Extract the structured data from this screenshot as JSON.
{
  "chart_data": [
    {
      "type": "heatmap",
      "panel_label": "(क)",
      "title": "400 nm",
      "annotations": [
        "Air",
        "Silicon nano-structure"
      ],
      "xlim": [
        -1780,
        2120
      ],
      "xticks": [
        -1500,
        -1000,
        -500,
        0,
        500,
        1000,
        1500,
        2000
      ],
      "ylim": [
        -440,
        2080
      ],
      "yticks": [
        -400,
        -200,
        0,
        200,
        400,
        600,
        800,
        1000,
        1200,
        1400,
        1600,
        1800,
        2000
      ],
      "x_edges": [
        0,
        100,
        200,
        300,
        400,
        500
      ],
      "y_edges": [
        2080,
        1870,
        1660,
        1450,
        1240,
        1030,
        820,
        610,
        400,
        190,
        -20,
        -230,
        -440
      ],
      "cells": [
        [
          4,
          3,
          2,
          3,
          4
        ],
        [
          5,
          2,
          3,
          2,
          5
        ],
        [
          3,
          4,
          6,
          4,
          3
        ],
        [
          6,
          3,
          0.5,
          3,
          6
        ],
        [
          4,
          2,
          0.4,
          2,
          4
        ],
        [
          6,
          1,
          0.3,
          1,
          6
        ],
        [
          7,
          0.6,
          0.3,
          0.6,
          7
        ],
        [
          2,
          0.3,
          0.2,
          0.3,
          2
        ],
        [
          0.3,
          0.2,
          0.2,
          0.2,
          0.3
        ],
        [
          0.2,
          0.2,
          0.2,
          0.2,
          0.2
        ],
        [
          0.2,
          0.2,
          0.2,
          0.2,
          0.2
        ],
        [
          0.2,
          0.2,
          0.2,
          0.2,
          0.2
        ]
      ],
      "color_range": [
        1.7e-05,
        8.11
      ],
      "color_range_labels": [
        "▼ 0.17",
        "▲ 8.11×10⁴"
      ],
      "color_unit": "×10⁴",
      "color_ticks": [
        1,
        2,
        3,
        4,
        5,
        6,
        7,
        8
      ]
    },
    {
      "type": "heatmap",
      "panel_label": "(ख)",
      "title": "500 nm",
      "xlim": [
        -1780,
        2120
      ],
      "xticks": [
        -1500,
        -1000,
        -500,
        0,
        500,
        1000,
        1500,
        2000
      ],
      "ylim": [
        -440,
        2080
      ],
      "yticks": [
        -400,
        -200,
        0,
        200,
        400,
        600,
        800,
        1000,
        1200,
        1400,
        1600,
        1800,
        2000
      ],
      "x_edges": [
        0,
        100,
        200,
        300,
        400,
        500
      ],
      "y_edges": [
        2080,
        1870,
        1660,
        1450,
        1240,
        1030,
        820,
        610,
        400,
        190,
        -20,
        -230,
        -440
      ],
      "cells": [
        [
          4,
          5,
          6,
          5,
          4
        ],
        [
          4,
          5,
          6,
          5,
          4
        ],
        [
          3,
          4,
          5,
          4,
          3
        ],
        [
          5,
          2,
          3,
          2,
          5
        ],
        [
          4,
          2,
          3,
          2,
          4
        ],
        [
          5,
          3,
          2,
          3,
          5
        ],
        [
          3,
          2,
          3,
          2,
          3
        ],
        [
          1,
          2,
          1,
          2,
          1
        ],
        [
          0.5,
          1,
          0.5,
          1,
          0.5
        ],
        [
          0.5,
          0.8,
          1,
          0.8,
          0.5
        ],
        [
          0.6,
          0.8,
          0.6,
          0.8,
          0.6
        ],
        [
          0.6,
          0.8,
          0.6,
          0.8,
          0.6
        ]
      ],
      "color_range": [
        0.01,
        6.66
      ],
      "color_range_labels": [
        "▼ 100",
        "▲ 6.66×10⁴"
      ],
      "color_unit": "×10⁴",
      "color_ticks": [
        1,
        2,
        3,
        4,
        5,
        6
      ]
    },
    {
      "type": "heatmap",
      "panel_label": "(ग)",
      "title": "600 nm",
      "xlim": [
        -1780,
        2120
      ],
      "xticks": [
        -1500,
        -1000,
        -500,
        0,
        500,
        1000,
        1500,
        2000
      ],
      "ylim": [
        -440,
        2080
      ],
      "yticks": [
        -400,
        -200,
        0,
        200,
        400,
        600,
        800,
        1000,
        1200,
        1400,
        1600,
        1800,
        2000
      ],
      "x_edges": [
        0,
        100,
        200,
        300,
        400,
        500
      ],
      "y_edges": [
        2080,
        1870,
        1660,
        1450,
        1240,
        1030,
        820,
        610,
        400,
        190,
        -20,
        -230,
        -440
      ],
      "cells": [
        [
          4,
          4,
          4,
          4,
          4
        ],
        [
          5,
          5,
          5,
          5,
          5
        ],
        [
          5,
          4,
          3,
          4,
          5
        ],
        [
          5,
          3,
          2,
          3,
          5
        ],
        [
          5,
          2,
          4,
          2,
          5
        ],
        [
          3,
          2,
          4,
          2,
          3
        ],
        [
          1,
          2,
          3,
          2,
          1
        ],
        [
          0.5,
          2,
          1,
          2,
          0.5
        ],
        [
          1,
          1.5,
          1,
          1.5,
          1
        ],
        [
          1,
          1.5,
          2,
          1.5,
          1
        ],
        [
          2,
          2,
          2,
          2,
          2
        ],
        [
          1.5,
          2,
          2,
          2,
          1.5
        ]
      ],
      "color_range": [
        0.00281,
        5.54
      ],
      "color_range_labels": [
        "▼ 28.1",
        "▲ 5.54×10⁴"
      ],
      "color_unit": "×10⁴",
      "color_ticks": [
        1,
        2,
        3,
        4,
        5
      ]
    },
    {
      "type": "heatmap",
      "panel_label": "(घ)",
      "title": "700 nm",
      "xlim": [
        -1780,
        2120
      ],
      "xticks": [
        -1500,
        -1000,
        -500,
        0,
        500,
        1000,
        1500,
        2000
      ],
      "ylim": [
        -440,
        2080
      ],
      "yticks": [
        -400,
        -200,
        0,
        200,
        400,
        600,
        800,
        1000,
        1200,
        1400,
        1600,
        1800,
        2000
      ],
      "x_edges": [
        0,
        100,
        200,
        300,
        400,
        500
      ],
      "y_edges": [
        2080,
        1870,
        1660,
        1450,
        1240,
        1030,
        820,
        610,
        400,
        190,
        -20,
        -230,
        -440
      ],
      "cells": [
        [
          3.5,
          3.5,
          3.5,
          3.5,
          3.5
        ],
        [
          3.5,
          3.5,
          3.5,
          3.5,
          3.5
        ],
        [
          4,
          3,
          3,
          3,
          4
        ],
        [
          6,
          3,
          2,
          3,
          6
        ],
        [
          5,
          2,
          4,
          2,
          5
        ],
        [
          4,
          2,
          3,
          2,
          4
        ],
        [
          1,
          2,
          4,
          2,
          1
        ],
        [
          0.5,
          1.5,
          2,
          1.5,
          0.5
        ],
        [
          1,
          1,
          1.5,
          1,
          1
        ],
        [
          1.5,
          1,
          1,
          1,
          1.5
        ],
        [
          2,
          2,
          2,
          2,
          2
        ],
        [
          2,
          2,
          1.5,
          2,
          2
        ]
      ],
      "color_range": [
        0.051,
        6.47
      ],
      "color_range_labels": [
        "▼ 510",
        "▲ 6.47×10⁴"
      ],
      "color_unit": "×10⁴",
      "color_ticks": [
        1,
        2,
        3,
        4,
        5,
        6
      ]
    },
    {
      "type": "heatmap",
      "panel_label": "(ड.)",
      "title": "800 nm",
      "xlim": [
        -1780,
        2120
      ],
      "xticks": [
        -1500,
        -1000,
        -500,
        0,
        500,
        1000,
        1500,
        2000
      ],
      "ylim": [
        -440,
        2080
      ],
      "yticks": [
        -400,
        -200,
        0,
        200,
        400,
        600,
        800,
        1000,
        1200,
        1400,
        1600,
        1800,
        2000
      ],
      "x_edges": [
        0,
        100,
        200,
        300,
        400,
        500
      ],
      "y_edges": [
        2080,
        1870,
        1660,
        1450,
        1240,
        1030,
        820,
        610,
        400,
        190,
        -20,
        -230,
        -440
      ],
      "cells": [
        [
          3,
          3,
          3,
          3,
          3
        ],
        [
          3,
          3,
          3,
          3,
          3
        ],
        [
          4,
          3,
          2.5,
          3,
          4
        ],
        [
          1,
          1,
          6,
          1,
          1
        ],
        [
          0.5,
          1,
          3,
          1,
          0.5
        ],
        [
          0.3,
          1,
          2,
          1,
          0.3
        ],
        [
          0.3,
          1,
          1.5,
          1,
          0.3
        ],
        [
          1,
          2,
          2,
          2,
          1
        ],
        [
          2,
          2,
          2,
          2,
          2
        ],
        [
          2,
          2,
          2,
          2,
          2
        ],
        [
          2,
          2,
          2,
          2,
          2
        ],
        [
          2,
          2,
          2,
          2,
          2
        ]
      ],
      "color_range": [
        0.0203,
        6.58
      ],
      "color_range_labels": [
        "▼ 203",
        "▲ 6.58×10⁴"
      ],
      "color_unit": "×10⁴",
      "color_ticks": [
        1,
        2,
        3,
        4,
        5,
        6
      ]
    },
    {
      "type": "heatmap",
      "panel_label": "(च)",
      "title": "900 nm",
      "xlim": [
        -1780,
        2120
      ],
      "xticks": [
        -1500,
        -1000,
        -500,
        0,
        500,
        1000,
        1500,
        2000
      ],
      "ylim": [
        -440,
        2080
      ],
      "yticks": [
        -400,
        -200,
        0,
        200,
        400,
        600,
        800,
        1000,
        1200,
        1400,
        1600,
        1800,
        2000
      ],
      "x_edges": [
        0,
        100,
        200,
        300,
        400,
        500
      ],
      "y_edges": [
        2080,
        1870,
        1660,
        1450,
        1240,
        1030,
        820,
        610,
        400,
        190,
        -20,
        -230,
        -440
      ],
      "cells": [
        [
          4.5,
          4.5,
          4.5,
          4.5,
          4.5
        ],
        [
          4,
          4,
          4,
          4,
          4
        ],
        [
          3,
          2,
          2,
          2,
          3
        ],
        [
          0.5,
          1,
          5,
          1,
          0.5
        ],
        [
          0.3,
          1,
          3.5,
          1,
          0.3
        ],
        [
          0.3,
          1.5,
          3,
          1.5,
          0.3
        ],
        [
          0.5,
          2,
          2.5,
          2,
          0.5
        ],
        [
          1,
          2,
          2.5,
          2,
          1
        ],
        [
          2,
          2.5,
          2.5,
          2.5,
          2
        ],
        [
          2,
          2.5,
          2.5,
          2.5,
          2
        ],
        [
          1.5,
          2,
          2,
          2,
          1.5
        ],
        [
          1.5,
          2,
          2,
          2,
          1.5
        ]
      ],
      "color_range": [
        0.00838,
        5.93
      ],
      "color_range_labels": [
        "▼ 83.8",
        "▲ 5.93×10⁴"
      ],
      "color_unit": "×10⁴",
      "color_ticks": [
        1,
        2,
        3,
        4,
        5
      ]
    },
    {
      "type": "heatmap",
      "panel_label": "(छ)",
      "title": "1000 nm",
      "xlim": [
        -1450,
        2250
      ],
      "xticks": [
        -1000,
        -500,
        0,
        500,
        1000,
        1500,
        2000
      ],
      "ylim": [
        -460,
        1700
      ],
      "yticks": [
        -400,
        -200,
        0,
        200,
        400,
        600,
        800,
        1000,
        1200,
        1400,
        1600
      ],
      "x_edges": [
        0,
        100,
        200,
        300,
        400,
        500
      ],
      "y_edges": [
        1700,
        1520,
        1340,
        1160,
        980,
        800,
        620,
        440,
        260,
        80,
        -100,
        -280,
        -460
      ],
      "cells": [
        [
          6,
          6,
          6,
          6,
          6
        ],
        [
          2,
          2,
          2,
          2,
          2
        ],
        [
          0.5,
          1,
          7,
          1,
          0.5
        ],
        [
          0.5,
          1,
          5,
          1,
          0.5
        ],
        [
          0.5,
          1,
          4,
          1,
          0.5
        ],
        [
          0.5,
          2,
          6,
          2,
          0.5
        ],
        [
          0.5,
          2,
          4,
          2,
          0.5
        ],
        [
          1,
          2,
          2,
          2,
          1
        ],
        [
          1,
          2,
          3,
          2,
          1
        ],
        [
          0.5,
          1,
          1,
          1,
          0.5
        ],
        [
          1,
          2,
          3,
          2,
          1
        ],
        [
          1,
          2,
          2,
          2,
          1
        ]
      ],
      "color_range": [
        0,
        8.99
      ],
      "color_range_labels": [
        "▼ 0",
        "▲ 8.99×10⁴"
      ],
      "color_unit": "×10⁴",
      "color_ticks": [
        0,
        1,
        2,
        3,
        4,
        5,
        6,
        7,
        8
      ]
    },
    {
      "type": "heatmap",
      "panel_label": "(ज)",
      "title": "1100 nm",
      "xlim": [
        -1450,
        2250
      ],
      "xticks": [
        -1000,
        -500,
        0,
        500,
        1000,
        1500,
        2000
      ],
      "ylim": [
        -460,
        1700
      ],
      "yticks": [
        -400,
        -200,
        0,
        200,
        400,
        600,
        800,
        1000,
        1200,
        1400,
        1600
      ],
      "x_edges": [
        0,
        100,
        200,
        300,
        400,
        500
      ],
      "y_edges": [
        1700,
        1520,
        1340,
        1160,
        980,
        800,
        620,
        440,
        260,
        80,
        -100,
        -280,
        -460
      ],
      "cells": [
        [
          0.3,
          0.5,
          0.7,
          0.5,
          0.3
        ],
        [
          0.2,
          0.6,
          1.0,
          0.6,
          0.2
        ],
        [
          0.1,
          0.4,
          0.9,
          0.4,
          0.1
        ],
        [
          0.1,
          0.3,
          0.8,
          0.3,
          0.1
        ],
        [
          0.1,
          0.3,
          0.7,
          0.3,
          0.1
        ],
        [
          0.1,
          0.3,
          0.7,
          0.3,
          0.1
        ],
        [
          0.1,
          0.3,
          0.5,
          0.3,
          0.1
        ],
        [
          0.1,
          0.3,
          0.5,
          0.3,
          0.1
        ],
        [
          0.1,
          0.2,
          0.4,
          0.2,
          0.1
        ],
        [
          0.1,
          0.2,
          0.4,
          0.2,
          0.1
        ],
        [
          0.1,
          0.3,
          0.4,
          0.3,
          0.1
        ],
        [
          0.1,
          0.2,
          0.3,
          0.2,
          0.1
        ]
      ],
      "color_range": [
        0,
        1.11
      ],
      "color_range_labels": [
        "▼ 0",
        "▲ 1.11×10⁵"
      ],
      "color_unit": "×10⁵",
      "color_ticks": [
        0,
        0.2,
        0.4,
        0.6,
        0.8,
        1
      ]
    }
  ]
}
────────────────────────────────────────
[What is needed]:
Write only the number of lines that include "title".

[Expected answer]:
8